Short task: Repeat each entry exactly and drop the pictures.
___ Supplied entries ___
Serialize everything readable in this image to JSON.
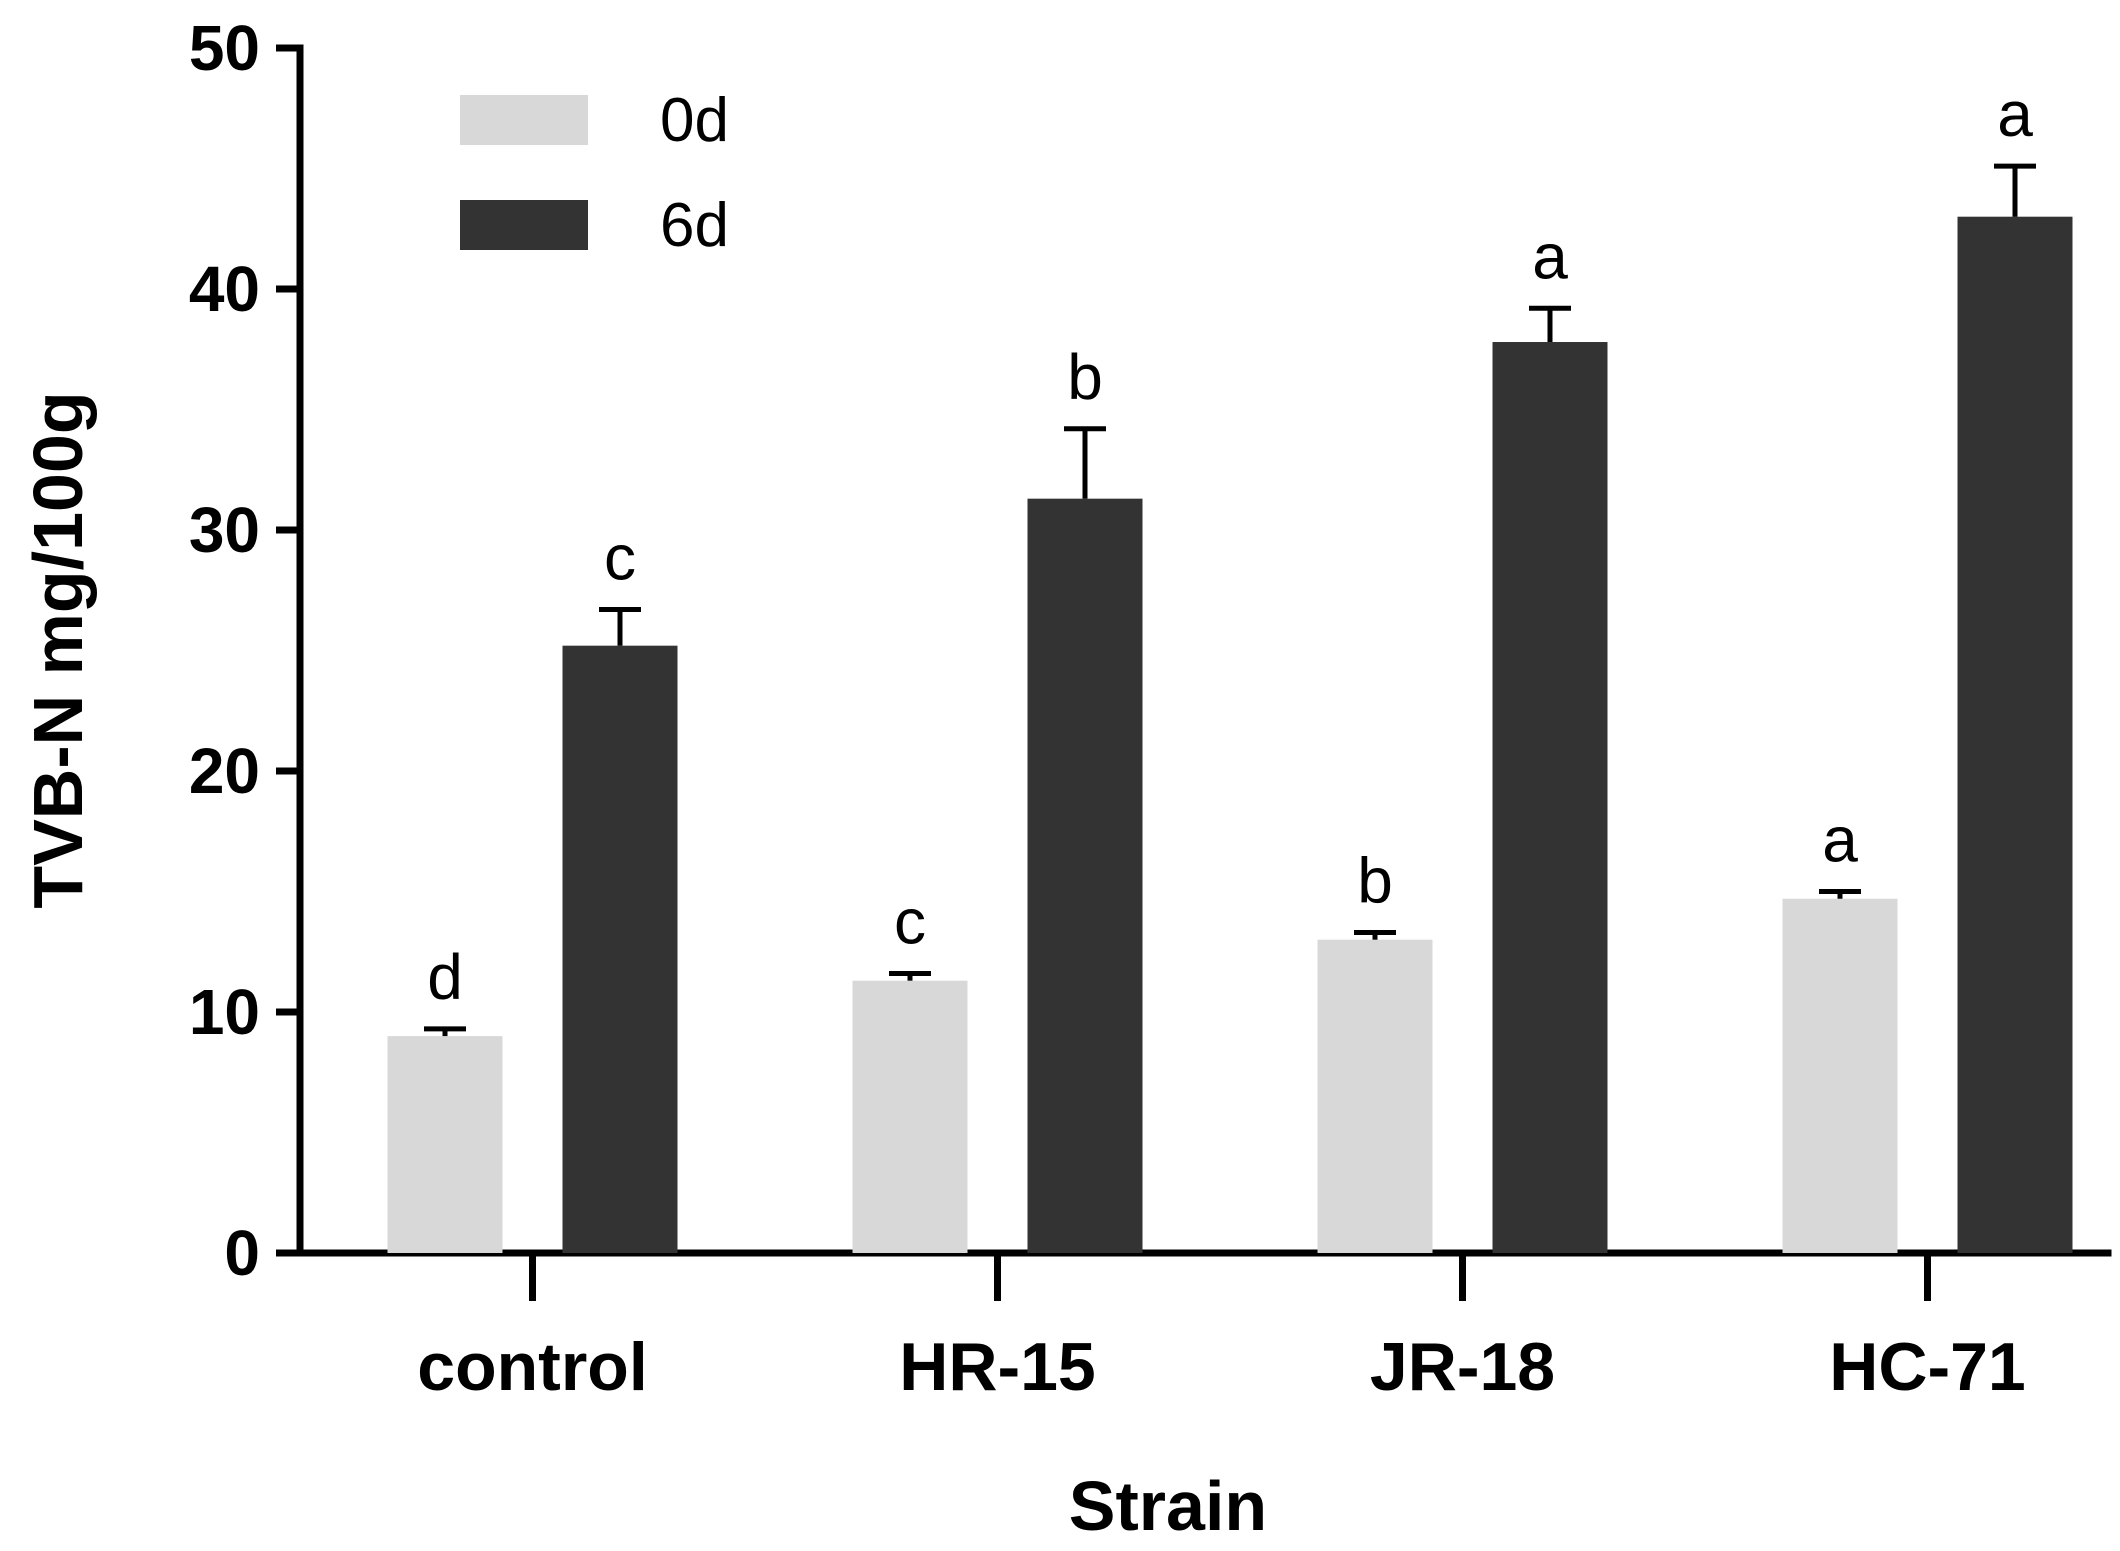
{
  "chart_data": {
    "type": "bar",
    "title": "",
    "xlabel": "Strain",
    "ylabel": "TVB-N mg/100g",
    "ylim": [
      0,
      50
    ],
    "yticks": [
      0,
      10,
      20,
      30,
      40,
      50
    ],
    "categories": [
      "control",
      "HR-15",
      "JR-18",
      "HC-71"
    ],
    "legend_position": "top-left",
    "series": [
      {
        "name": "0d",
        "color": "#d8d8d8",
        "values": [
          9.0,
          11.3,
          13.0,
          14.7
        ],
        "errors": [
          0.3,
          0.3,
          0.3,
          0.3
        ],
        "letters": [
          "d",
          "c",
          "b",
          "a"
        ]
      },
      {
        "name": "6d",
        "color": "#333333",
        "values": [
          25.2,
          31.3,
          37.8,
          43.0
        ],
        "errors": [
          1.5,
          2.9,
          1.4,
          2.1
        ],
        "letters": [
          "c",
          "b",
          "a",
          "a"
        ]
      }
    ]
  }
}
___
Solution to this task:
Serialize everything readable in this image to JSON.
{
  "chart_data": {
    "type": "bar",
    "title": "",
    "xlabel": "Strain",
    "ylabel": "TVB-N mg/100g",
    "ylim": [
      0,
      50
    ],
    "yticks": [
      0,
      10,
      20,
      30,
      40,
      50
    ],
    "categories": [
      "control",
      "HR-15",
      "JR-18",
      "HC-71"
    ],
    "legend_position": "top-left",
    "series": [
      {
        "name": "0d",
        "color": "#d8d8d8",
        "values": [
          9.0,
          11.3,
          13.0,
          14.7
        ],
        "errors": [
          0.3,
          0.3,
          0.3,
          0.3
        ],
        "letters": [
          "d",
          "c",
          "b",
          "a"
        ]
      },
      {
        "name": "6d",
        "color": "#333333",
        "values": [
          25.2,
          31.3,
          37.8,
          43.0
        ],
        "errors": [
          1.5,
          2.9,
          1.4,
          2.1
        ],
        "letters": [
          "c",
          "b",
          "a",
          "a"
        ]
      }
    ]
  }
}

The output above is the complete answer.